[Requirements]
In one to three sentences, explain why gradient-based optimization reaches a local optimum after convergence, according to the hyper-parameter optimization notes.

═════ Source extract ═════

Hyper-parameter Optimization
HP categories to be optimized
- Table of principal HPs grouped by role and domain
hp-parameter | example |
---|---|
continuous | learning rate |
Discrete | poolSize, kernal size, sliding, hcHidden, data batch, numEpoch |
categorical | Choice of optimizer, Activation function |
binary | whether to early stop |
Existing Methods
summary
Table. 1: comparison of common HPO algorithm (n is the number of hyper-parameter values and k is the number of hyper-parameters)
HPO methods | Strengths | Limitations | Time Complexity |
---|---|---|---|
Grid Search | Simple | Time consuming; Only efficient with categorical HPs | O(n^k) |
Random Search | More efficient than GS | Not consider previous results; Not efficient with conditional HPs. | O(n) |
Gradient-based models | Fast convergence speed for continuous HPs | Only support continuous HPs; May only detect local optimums | O(n^k) |
BO-GP | Fast convergence speed for continuous HPs | Poor capacity for parallelization; Not efficient with conditional HPs. | O(n^3) |
SMAC | Efficient with all types of HPs | Poor capacity for parallelization | O(nlog(n)) |
BO-TPE | Efficient with all types of HPs; Keep conditional dependencies. | Poor capacity for parallelization | O(nlog(n)) |
Hyperband | Enable parallelization | Not efficient with conditional HPs; Require subsets with small budgets to be representative | O(nlog(n)) |
BOHB | Efficient with all types of HPs | Require subsets with small budgets to be representative. | O(nlog(n)) |
GA | Efficient with all types of HPs; Not require good initialization | Poor capacity for parallelization. | O(n^2) |
PSO | Efficient with all types of HPs; Enable parallelization | Require proper initialization | O (nlogn) |
Yang+, On hyperparameter optimization of machine learning algorithms: Theory and practice, Neurocomputing 2020
Grid search
Grid Search performs an exhaustive search through a manually specified subset of the hyperparameter space defined in the searchspace file. https://www.jmlr.org/papers/volume13/bergstra12a/bergstra12a.pdf
Random Search
Random Search might be surprisingly effective despite its simplicity. We suggest using Random Search as a baseline when no knowledge about the prior distribution of hyper-parameters is available. Bergstra+, Random Search for Hyper-Parameter Optimization, Journal of Machine Learning Research Vol.13, pp. 281-305, 2012
Gradient-based optimization
First randomly selecting a data point, then moves towards the opposite direction of the largest gradient to locate the next data point. Therefore, a local optimum can be reached after convergence. The local optimum is also the global optimum for convex functions.
Bayesian optimization
-
summary: BO determines the future evaluation points based on the previously obtained results. To determine the next hyper-parameter configuration, BO uses two key components: a surrogate model and an acquisition function.
-
procedure
-
- Build a probabilistic surrogate model of the objective function.
-
- Detect the optimal hyper-parameter values on the surrogate model.
-
- Apply these hyper-parameter values to the real objective function to evaluate them.
-
- Update the surrogate model with new results.
-
- Repeat steps 2–4 until the maximum number of iterations is reached.
-
-
BO-GP https://papers.nips.cc/paper/2011/file/86e8f7ab32cfd12577bc2619bc635690-Paper.pdf This is a sequential model-based optimization approach with Gaussian Process as the surrogate.

═════ Dataset records ═════

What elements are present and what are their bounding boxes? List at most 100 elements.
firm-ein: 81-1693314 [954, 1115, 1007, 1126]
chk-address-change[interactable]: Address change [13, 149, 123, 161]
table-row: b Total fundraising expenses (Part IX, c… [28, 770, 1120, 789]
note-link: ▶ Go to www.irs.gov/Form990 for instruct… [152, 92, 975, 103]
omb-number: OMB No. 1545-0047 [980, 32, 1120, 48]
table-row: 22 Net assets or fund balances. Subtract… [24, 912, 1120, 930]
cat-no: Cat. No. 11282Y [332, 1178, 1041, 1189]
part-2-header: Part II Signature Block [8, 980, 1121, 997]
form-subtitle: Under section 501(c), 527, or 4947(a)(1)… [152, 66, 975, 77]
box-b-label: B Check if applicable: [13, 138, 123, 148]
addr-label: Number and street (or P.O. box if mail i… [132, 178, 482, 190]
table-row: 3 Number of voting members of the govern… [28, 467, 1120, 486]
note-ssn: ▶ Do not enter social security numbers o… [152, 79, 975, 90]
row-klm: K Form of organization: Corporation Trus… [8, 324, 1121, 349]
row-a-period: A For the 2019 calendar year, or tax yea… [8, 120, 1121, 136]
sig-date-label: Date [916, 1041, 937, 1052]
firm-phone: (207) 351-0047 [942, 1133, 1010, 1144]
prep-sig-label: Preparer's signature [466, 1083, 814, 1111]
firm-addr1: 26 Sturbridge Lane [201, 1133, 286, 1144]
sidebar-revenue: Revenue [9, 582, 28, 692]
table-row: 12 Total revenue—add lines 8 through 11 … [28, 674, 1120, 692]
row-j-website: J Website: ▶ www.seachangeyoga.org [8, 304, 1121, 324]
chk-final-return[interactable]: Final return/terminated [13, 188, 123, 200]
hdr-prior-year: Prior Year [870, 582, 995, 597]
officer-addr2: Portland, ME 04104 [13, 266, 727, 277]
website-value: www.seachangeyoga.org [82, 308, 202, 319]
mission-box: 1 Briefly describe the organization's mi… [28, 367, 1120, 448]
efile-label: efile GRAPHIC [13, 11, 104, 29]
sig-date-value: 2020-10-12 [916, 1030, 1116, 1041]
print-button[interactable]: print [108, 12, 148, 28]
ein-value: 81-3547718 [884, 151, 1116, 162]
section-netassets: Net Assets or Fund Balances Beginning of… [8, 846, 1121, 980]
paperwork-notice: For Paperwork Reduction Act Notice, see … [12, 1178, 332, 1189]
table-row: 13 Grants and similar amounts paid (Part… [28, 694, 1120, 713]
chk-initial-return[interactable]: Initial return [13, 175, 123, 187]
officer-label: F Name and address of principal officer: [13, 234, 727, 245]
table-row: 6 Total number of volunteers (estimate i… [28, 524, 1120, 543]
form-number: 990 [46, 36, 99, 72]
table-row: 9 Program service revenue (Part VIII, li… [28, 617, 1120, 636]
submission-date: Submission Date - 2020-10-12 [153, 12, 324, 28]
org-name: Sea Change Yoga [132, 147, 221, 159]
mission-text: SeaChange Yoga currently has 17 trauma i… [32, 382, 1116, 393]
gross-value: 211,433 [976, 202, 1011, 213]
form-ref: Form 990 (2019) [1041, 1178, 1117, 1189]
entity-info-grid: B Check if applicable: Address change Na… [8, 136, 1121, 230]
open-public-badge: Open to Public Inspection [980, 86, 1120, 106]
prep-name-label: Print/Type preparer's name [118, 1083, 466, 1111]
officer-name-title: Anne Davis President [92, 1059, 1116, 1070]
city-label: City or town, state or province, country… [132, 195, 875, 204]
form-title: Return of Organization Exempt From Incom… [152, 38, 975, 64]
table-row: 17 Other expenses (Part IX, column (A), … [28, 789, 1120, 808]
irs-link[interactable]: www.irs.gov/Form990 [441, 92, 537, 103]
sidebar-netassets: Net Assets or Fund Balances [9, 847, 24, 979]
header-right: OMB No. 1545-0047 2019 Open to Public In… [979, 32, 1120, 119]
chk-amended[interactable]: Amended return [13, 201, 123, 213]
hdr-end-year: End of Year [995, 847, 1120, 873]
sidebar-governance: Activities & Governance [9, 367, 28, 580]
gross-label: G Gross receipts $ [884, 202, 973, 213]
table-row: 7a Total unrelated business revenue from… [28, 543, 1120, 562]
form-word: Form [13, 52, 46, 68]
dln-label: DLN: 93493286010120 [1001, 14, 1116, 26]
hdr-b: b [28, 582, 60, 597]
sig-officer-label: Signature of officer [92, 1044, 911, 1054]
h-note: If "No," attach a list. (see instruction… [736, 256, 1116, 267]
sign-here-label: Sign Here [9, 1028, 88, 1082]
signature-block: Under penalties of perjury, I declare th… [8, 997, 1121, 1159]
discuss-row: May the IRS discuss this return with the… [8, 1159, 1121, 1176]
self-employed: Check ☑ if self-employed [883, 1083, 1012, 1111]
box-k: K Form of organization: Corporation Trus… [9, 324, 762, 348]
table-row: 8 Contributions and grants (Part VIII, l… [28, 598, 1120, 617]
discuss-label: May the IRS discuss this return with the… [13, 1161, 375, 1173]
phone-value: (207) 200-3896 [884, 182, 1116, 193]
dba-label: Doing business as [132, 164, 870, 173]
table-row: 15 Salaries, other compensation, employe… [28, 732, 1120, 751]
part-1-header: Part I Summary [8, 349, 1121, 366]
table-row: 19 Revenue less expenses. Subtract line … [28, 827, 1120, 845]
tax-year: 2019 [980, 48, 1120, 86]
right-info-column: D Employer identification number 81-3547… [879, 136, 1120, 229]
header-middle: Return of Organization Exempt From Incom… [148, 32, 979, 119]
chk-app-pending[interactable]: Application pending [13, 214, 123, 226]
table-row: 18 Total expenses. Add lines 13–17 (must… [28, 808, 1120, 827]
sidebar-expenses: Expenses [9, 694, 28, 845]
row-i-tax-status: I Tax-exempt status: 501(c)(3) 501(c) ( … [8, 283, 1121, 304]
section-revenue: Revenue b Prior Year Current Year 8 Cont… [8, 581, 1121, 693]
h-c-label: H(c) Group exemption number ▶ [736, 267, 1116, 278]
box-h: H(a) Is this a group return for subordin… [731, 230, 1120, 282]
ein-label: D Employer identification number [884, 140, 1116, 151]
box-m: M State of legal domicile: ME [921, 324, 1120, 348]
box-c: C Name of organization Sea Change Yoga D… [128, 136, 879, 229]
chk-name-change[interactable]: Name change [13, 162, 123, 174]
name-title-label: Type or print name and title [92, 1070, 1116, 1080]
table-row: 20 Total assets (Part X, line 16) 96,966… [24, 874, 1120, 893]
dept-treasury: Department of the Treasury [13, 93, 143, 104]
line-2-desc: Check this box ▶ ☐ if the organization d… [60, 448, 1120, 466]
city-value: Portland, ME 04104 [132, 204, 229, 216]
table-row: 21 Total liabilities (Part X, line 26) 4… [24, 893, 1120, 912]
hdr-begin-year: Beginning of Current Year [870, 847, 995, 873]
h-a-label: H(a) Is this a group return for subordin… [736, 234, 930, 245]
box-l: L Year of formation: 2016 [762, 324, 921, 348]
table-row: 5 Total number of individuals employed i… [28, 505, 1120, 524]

═════

[Right answer]
The method first selects a data point at random and then moves in the direction opposite to the largest gradient to locate the next data point, so it arrives at a local optimum once it converges. For convex functions, this local optimum is also the global optimum.